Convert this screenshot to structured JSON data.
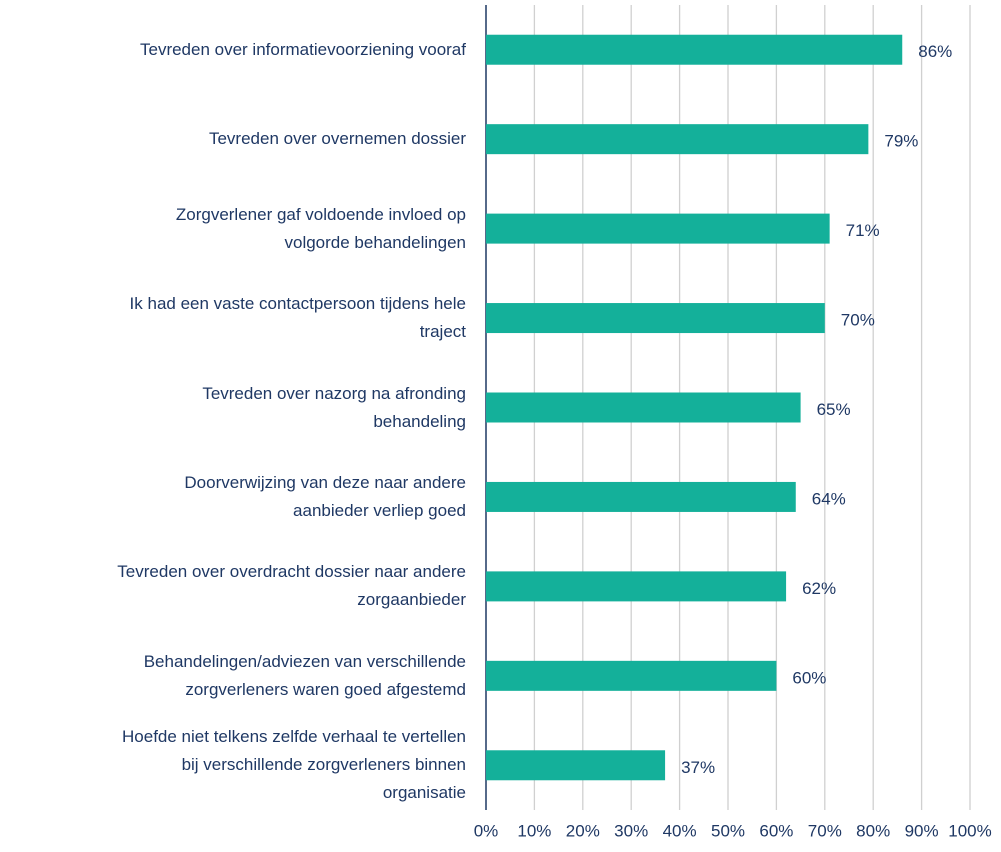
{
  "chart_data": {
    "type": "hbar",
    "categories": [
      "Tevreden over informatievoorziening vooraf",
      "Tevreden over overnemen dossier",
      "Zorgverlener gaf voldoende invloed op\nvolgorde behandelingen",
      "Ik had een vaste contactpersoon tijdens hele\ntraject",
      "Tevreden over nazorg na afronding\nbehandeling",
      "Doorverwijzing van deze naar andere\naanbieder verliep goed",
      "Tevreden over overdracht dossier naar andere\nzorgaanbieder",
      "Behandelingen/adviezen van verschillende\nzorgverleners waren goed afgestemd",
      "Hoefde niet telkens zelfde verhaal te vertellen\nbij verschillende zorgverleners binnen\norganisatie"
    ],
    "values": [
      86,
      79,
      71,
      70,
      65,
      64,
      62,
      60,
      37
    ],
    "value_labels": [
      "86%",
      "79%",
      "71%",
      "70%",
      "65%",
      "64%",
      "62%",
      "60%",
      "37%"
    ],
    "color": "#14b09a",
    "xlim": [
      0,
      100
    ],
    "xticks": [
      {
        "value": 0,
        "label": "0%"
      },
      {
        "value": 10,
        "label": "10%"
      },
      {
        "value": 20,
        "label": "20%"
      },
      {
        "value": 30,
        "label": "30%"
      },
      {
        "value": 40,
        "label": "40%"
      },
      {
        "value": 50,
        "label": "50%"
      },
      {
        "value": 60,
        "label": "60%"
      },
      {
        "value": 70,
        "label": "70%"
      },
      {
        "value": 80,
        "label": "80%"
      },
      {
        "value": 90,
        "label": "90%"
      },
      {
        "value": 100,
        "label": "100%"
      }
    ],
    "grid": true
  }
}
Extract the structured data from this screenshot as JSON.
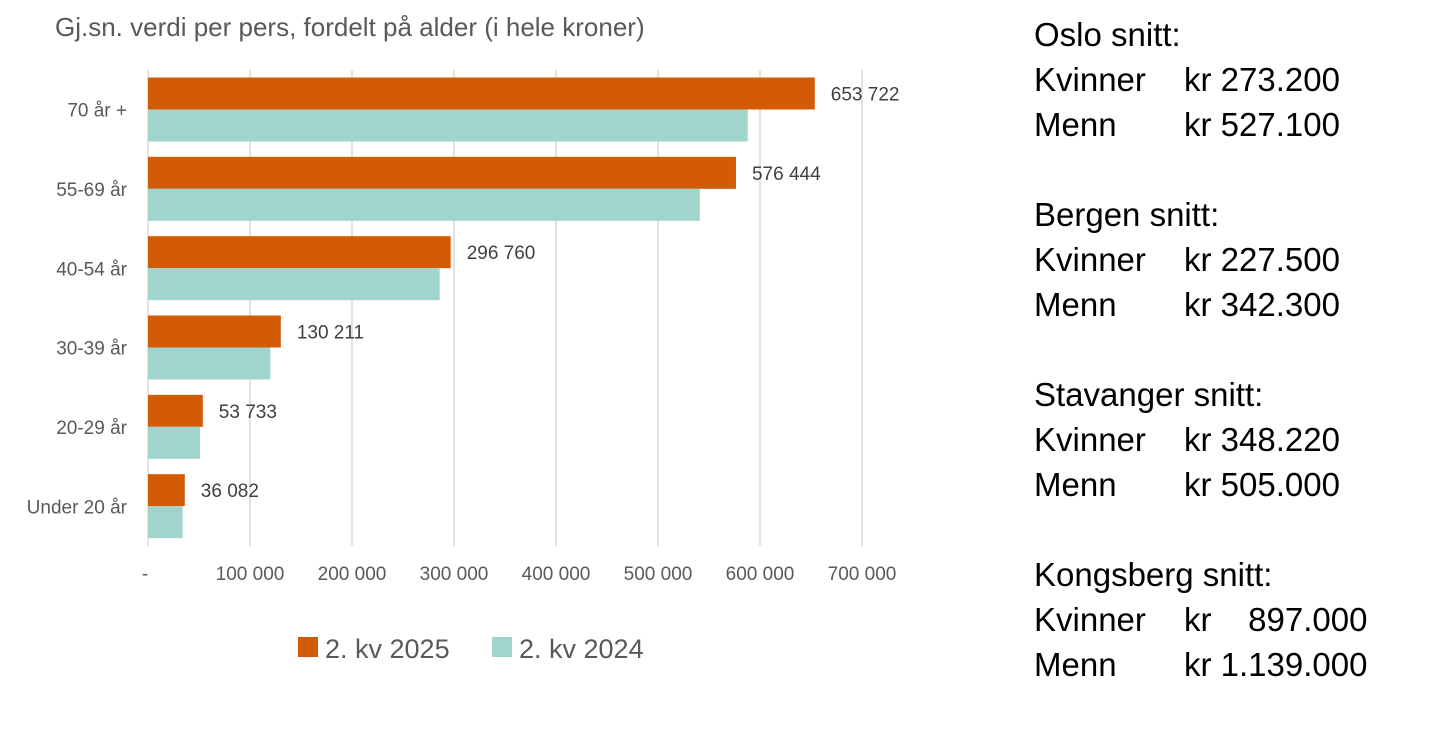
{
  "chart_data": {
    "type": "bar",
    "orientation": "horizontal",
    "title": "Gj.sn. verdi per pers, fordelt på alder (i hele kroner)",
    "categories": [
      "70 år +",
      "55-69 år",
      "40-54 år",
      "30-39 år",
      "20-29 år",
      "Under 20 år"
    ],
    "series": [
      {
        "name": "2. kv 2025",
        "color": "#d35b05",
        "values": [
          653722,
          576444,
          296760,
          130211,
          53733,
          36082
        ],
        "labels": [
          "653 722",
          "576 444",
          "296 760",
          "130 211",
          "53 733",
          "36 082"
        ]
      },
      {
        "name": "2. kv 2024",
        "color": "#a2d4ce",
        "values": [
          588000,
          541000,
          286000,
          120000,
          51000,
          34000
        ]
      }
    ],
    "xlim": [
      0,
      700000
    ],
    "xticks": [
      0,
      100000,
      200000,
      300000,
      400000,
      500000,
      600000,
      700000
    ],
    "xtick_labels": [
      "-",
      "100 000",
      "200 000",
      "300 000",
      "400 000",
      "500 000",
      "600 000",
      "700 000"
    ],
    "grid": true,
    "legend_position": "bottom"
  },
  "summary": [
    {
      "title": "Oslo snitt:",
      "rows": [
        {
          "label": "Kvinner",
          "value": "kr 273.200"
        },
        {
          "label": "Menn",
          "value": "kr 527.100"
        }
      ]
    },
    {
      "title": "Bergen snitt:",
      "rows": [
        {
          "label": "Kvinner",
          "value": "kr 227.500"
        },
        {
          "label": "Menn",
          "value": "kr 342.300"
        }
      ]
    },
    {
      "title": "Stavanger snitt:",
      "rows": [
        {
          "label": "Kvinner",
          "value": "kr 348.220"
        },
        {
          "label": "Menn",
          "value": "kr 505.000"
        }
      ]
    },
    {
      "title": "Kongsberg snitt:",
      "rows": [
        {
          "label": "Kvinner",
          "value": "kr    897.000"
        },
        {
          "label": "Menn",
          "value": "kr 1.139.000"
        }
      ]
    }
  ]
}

# WRITTEN REQUEST
Transcribe every line from the records above without alteration, and leave out the images.

# ANSWER FOR THIS EXERCISE
Convert this screenshot to structured JSON data.
{
  "chart_data": {
    "type": "hbar",
    "categories": [
      "Tevreden over informatievoorziening vooraf",
      "Tevreden over overnemen dossier",
      "Zorgverlener gaf voldoende invloed op\nvolgorde behandelingen",
      "Ik had een vaste contactpersoon tijdens hele\ntraject",
      "Tevreden over nazorg na afronding\nbehandeling",
      "Doorverwijzing van deze naar andere\naanbieder verliep goed",
      "Tevreden over overdracht dossier naar andere\nzorgaanbieder",
      "Behandelingen/adviezen van verschillende\nzorgverleners waren goed afgestemd",
      "Hoefde niet telkens zelfde verhaal te vertellen\nbij verschillende zorgverleners binnen\norganisatie"
    ],
    "values": [
      86,
      79,
      71,
      70,
      65,
      64,
      62,
      60,
      37
    ],
    "value_labels": [
      "86%",
      "79%",
      "71%",
      "70%",
      "65%",
      "64%",
      "62%",
      "60%",
      "37%"
    ],
    "color": "#14b09a",
    "xlim": [
      0,
      100
    ],
    "xticks": [
      {
        "value": 0,
        "label": "0%"
      },
      {
        "value": 10,
        "label": "10%"
      },
      {
        "value": 20,
        "label": "20%"
      },
      {
        "value": 30,
        "label": "30%"
      },
      {
        "value": 40,
        "label": "40%"
      },
      {
        "value": 50,
        "label": "50%"
      },
      {
        "value": 60,
        "label": "60%"
      },
      {
        "value": 70,
        "label": "70%"
      },
      {
        "value": 80,
        "label": "80%"
      },
      {
        "value": 90,
        "label": "90%"
      },
      {
        "value": 100,
        "label": "100%"
      }
    ],
    "grid": true
  }
}
Extract the structured data from this screenshot as JSON.
{
  "chart_data": {
    "type": "bar",
    "orientation": "horizontal",
    "title": "Gj.sn. verdi per pers, fordelt på alder (i hele kroner)",
    "categories": [
      "70 år +",
      "55-69 år",
      "40-54 år",
      "30-39 år",
      "20-29 år",
      "Under 20 år"
    ],
    "series": [
      {
        "name": "2. kv 2025",
        "color": "#d35b05",
        "values": [
          653722,
          576444,
          296760,
          130211,
          53733,
          36082
        ],
        "labels": [
          "653 722",
          "576 444",
          "296 760",
          "130 211",
          "53 733",
          "36 082"
        ]
      },
      {
        "name": "2. kv 2024",
        "color": "#a2d4ce",
        "values": [
          588000,
          541000,
          286000,
          120000,
          51000,
          34000
        ]
      }
    ],
    "xlim": [
      0,
      700000
    ],
    "xticks": [
      0,
      100000,
      200000,
      300000,
      400000,
      500000,
      600000,
      700000
    ],
    "xtick_labels": [
      "-",
      "100 000",
      "200 000",
      "300 000",
      "400 000",
      "500 000",
      "600 000",
      "700 000"
    ],
    "grid": true,
    "legend_position": "bottom"
  },
  "summary": [
    {
      "title": "Oslo snitt:",
      "rows": [
        {
          "label": "Kvinner",
          "value": "kr 273.200"
        },
        {
          "label": "Menn",
          "value": "kr 527.100"
        }
      ]
    },
    {
      "title": "Bergen snitt:",
      "rows": [
        {
          "label": "Kvinner",
          "value": "kr 227.500"
        },
        {
          "label": "Menn",
          "value": "kr 342.300"
        }
      ]
    },
    {
      "title": "Stavanger snitt:",
      "rows": [
        {
          "label": "Kvinner",
          "value": "kr 348.220"
        },
        {
          "label": "Menn",
          "value": "kr 505.000"
        }
      ]
    },
    {
      "title": "Kongsberg snitt:",
      "rows": [
        {
          "label": "Kvinner",
          "value": "kr    897.000"
        },
        {
          "label": "Menn",
          "value": "kr 1.139.000"
        }
      ]
    }
  ]
}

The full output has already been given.